_Work to complete_: In the data below, find each line containing the string "Connected" and return it.

_Extracted entries_:
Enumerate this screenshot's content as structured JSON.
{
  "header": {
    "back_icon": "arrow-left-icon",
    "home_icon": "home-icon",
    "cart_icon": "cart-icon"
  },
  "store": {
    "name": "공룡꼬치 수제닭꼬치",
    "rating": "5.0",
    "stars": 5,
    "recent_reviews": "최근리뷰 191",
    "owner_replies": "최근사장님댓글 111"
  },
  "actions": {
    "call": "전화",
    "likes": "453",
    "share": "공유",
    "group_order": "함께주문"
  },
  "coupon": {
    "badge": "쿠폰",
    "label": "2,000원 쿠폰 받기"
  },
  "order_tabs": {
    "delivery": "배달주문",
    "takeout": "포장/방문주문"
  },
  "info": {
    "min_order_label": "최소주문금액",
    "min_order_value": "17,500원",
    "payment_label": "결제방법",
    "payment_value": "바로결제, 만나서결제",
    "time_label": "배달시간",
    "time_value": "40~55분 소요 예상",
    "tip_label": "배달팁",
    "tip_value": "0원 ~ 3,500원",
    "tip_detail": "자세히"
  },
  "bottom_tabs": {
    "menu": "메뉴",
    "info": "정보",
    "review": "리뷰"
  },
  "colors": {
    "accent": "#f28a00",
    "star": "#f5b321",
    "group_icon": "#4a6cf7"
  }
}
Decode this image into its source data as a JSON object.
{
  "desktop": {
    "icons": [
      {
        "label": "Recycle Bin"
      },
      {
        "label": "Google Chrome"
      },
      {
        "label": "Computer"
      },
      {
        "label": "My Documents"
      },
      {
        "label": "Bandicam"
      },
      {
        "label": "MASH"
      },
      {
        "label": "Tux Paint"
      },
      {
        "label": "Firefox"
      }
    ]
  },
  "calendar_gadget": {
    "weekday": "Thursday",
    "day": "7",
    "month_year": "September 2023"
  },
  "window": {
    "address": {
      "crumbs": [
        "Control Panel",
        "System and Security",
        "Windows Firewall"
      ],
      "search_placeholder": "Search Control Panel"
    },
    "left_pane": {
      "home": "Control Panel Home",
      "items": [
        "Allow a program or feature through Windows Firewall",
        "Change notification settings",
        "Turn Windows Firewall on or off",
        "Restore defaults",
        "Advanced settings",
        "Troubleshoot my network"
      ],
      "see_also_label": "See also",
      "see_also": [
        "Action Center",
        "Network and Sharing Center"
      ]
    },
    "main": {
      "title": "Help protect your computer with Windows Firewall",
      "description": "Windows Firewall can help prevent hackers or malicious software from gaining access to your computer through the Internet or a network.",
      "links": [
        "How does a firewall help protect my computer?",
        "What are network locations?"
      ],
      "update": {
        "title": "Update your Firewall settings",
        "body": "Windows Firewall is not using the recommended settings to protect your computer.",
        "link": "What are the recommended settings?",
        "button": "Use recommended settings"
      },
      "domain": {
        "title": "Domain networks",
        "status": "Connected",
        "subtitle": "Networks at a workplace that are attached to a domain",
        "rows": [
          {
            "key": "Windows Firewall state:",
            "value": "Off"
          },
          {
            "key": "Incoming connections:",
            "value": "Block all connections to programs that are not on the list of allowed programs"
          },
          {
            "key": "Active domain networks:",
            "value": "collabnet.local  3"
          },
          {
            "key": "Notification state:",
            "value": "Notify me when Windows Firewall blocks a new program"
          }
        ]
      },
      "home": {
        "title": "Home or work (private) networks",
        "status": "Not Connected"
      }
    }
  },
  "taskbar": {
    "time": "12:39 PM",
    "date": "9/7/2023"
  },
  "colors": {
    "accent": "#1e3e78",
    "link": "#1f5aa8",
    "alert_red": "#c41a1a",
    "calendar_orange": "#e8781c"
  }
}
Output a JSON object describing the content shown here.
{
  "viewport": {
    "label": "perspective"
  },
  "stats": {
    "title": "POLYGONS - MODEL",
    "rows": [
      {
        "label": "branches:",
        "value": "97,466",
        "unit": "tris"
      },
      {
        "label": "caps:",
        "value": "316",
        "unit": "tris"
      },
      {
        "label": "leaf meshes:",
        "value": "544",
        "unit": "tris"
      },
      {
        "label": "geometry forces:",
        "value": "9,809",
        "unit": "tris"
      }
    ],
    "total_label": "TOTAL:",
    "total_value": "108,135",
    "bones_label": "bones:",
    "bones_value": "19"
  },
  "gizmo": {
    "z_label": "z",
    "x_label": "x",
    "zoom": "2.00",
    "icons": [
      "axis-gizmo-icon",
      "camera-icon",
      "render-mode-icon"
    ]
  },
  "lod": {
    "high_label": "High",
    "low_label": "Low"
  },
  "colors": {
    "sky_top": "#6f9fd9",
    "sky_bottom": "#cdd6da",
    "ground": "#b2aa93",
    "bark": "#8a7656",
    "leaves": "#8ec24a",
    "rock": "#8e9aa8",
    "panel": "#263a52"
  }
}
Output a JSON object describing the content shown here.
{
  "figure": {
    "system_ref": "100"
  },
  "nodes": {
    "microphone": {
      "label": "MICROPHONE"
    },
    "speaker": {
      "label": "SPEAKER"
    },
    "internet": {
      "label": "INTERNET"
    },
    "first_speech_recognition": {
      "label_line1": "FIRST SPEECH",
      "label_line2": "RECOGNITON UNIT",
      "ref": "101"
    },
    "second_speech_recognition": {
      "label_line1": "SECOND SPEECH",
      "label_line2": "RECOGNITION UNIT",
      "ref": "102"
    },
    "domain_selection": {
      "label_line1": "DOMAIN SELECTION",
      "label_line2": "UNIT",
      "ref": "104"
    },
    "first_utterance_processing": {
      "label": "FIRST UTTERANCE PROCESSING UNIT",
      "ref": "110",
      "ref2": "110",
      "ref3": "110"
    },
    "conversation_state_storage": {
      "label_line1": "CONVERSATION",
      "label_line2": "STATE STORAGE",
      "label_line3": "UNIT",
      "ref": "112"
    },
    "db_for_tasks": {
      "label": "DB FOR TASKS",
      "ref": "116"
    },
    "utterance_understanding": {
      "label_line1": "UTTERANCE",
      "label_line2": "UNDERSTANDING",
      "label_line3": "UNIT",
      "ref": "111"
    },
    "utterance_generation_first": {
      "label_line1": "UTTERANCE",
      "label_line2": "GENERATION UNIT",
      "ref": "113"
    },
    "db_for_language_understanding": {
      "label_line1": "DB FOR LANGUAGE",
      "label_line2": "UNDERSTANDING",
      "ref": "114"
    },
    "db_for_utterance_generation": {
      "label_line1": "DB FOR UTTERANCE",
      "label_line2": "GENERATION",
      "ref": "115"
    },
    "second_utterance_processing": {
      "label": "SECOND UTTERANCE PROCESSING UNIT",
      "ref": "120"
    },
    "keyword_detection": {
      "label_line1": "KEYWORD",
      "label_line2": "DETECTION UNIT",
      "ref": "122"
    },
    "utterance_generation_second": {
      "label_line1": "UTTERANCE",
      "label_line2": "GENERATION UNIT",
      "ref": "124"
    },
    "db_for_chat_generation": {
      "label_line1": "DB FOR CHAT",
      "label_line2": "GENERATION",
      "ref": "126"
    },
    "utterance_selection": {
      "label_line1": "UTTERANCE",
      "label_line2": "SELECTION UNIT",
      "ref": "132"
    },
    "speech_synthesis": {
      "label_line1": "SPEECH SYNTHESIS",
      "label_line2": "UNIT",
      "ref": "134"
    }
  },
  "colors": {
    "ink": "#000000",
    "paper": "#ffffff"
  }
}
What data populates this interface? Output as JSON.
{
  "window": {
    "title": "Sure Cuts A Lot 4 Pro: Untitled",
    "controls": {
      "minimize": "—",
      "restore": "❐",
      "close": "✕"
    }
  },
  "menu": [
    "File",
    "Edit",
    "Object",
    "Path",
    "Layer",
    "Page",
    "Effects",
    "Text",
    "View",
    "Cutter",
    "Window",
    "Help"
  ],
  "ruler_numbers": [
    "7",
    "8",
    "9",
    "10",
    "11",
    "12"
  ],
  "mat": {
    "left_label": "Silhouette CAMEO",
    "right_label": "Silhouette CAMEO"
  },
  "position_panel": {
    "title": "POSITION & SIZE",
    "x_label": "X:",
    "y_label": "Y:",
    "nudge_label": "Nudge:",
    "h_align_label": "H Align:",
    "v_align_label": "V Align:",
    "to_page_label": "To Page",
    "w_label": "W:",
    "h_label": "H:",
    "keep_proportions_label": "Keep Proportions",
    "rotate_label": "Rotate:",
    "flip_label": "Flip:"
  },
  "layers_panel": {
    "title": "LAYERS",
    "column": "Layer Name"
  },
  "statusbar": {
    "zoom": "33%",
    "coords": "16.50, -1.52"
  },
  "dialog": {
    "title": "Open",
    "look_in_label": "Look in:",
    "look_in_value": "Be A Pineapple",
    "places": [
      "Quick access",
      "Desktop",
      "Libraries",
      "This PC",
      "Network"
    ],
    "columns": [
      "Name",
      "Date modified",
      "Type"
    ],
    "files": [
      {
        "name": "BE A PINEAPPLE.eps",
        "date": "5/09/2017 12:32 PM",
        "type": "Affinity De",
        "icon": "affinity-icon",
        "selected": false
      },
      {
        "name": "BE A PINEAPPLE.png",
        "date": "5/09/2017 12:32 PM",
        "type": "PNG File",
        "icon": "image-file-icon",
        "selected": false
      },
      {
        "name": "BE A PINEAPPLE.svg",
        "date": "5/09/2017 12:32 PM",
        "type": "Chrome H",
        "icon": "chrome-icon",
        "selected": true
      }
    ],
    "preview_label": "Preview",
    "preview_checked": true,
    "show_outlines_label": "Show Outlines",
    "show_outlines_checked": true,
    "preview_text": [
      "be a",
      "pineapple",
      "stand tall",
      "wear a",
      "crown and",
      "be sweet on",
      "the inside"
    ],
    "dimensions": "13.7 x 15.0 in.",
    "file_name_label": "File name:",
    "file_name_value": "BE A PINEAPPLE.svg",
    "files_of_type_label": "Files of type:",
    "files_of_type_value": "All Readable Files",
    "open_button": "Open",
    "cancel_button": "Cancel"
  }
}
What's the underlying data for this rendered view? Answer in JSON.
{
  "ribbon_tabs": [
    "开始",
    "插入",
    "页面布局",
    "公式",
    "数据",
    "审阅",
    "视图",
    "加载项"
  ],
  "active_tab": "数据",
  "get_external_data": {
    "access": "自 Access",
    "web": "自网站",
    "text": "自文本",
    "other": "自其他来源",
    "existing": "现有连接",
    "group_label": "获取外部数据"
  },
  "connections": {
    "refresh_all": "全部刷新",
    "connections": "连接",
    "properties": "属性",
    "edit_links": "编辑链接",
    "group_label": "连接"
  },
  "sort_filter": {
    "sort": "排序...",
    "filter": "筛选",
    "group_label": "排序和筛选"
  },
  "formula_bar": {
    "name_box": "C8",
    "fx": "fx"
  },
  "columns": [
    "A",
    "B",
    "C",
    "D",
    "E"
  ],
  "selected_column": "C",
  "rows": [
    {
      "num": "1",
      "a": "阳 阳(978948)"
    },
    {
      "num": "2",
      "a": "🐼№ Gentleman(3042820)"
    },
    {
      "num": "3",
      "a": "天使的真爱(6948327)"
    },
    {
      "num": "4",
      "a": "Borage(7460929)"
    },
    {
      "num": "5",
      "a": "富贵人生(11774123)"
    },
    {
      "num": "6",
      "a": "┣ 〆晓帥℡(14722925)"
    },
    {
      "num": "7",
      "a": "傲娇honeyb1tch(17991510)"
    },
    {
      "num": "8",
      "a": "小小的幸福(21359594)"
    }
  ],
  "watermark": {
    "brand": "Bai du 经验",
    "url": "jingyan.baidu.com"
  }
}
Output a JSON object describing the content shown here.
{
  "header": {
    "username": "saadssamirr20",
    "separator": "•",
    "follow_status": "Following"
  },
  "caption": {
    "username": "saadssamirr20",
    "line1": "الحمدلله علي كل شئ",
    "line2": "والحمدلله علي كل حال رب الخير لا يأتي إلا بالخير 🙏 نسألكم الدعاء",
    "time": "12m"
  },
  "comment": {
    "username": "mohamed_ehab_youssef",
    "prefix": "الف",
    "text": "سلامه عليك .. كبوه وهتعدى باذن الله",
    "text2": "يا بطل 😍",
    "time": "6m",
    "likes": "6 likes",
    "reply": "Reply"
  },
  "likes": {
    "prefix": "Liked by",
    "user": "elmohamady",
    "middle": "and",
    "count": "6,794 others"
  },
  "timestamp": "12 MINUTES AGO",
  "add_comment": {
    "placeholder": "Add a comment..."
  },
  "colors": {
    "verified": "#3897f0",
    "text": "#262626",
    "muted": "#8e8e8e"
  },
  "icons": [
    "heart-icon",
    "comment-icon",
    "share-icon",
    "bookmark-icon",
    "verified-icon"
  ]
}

_Solved problem_:
        "status": "Connected",
        "status": "Not Connected"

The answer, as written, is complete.